▸ Given task
Report, as a bare number, how many lines hold "为坐标原点".

[Material for this task start]

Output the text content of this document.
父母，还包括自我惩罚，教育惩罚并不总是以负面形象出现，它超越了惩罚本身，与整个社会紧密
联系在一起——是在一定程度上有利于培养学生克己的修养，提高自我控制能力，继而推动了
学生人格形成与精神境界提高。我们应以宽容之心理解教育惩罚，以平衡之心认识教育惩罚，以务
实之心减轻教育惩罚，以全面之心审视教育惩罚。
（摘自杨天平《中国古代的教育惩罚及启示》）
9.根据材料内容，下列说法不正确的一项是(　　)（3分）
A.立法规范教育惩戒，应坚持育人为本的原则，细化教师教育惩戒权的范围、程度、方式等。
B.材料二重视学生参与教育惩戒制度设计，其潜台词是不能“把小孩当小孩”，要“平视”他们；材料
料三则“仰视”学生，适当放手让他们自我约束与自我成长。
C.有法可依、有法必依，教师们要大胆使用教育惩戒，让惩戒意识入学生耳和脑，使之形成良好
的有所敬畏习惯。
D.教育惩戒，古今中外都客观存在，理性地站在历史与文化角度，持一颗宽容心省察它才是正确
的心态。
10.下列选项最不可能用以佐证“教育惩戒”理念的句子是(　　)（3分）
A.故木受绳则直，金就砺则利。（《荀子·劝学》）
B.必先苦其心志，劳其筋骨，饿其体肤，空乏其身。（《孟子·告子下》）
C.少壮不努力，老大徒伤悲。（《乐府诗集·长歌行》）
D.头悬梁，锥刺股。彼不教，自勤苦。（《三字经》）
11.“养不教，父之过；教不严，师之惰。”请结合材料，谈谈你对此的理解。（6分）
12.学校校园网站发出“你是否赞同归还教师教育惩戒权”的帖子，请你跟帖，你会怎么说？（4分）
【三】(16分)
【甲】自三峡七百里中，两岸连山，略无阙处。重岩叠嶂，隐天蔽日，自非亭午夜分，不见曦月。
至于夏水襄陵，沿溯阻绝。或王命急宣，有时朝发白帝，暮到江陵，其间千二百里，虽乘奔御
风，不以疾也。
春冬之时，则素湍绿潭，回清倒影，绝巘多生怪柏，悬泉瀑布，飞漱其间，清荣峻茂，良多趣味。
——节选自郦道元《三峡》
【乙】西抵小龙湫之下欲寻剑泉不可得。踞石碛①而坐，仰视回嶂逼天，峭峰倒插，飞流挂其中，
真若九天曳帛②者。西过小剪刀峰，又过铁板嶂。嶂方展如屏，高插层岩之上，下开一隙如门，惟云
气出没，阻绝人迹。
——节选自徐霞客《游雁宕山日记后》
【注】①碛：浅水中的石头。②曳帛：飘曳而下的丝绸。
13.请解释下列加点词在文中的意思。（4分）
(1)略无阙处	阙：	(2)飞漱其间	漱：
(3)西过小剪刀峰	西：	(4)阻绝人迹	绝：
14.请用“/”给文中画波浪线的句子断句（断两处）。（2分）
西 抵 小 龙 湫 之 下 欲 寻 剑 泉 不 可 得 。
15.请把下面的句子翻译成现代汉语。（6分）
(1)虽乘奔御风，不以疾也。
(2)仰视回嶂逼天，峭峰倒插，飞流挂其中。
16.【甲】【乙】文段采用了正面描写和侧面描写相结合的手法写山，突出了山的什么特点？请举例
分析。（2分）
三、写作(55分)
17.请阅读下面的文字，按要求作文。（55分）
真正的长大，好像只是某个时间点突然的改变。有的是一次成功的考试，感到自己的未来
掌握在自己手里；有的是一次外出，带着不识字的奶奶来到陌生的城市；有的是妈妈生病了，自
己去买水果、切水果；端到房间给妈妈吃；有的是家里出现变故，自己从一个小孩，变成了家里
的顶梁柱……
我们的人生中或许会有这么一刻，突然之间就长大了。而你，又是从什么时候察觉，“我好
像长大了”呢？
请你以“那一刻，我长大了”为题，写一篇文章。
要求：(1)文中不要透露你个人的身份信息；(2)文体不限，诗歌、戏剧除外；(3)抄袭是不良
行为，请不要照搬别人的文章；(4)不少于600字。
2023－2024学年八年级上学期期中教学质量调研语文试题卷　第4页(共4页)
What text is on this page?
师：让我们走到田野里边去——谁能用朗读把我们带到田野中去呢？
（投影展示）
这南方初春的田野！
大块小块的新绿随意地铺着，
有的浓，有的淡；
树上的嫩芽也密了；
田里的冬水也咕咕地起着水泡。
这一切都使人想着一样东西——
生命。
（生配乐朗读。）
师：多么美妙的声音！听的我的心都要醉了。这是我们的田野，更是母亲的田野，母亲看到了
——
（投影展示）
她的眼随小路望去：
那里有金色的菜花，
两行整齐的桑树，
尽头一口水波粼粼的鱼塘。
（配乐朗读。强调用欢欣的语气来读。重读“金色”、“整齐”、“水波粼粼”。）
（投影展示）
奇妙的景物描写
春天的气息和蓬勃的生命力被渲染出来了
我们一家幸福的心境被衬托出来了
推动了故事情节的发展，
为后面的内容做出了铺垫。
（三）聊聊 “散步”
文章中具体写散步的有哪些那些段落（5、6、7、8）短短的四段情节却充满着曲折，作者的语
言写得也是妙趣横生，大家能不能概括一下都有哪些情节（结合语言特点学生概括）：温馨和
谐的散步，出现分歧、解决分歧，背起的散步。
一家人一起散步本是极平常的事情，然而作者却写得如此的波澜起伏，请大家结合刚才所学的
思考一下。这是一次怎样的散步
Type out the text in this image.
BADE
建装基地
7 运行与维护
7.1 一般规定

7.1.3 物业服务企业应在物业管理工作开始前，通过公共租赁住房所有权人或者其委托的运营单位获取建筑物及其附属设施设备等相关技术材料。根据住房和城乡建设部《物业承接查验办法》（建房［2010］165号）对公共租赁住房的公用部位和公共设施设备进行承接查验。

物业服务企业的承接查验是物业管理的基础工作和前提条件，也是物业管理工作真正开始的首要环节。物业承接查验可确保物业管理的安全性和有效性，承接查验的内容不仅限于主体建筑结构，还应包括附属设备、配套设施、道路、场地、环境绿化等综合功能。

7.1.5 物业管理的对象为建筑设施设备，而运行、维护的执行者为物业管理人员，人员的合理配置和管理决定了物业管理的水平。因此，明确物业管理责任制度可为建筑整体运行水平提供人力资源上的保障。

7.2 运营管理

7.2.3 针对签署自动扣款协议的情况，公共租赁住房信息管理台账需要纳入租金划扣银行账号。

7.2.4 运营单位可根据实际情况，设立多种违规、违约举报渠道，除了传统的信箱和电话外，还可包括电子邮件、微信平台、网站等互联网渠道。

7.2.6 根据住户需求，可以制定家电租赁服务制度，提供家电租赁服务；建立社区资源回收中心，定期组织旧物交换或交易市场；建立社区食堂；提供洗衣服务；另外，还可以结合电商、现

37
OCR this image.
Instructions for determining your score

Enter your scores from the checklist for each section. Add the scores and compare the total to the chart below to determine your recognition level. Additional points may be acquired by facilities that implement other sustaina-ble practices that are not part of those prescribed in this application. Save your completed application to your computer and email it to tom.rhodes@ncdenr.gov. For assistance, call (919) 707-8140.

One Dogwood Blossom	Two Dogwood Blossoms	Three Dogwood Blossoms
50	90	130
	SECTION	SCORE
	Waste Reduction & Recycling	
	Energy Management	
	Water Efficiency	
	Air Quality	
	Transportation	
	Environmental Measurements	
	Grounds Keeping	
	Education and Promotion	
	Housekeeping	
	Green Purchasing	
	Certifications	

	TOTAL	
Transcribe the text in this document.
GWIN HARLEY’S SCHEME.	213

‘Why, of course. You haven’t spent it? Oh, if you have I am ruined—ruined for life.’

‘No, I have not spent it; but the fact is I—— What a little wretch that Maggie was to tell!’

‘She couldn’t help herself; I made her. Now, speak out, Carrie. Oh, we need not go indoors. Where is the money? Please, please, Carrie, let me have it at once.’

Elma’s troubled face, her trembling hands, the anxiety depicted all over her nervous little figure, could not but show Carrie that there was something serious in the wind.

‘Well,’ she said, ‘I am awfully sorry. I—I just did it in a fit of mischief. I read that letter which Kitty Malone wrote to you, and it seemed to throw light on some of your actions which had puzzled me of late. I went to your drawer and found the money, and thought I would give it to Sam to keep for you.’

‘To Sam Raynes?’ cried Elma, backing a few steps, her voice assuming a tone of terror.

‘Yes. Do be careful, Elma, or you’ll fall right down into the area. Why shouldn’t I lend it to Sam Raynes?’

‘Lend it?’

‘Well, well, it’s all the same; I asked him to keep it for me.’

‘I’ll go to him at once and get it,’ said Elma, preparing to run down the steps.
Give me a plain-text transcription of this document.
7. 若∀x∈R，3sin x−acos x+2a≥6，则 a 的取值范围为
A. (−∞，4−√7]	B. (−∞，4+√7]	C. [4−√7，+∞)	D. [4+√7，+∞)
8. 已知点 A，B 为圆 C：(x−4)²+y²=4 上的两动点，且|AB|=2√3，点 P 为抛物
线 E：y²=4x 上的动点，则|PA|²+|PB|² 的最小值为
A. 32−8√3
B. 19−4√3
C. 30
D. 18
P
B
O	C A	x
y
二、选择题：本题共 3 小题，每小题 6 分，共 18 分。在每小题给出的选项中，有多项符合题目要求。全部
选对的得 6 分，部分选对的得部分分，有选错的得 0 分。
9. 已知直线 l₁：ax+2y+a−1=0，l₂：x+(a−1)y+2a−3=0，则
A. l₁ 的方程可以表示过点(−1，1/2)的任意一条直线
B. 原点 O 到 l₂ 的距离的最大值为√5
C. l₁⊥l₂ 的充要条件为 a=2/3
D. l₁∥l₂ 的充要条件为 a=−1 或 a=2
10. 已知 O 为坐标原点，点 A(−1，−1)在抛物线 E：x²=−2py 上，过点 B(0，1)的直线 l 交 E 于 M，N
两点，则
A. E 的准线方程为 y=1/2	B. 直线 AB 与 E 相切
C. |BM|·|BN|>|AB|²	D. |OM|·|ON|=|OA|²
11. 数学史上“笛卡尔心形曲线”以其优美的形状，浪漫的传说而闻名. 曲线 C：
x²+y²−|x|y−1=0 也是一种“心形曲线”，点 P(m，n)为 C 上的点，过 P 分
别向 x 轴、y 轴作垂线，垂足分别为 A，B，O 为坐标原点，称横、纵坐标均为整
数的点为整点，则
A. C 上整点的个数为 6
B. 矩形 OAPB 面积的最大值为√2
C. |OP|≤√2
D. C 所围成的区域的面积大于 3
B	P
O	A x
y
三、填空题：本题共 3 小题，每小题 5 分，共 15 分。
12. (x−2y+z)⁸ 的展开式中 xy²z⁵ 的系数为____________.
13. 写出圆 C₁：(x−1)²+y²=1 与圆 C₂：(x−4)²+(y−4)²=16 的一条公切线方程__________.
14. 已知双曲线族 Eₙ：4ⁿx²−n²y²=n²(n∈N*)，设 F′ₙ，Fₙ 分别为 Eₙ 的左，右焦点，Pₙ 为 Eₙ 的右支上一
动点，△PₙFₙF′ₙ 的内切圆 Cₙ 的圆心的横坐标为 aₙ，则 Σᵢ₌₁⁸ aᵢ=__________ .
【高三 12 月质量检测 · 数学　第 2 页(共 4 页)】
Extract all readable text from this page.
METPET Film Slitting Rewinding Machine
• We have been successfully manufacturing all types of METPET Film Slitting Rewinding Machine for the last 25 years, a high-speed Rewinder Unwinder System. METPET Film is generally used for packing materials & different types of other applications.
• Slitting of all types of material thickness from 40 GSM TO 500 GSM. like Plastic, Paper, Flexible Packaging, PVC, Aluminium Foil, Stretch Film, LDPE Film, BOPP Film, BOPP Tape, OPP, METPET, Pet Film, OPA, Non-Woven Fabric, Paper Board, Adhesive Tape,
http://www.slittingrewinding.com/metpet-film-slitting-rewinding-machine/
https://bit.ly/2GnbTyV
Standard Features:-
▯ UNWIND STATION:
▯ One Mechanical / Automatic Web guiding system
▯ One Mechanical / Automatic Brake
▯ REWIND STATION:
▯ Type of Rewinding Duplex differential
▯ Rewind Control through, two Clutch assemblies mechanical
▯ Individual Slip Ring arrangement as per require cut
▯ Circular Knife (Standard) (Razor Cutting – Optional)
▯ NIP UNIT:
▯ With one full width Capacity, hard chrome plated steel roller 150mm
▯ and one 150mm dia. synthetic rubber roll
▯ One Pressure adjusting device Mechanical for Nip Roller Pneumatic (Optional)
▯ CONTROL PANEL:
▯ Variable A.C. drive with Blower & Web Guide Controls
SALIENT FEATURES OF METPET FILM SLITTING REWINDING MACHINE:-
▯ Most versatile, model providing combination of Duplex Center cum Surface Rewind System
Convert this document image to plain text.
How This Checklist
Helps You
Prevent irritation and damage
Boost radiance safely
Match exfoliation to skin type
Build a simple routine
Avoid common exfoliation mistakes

[Material for this task end]

▸ Task output
2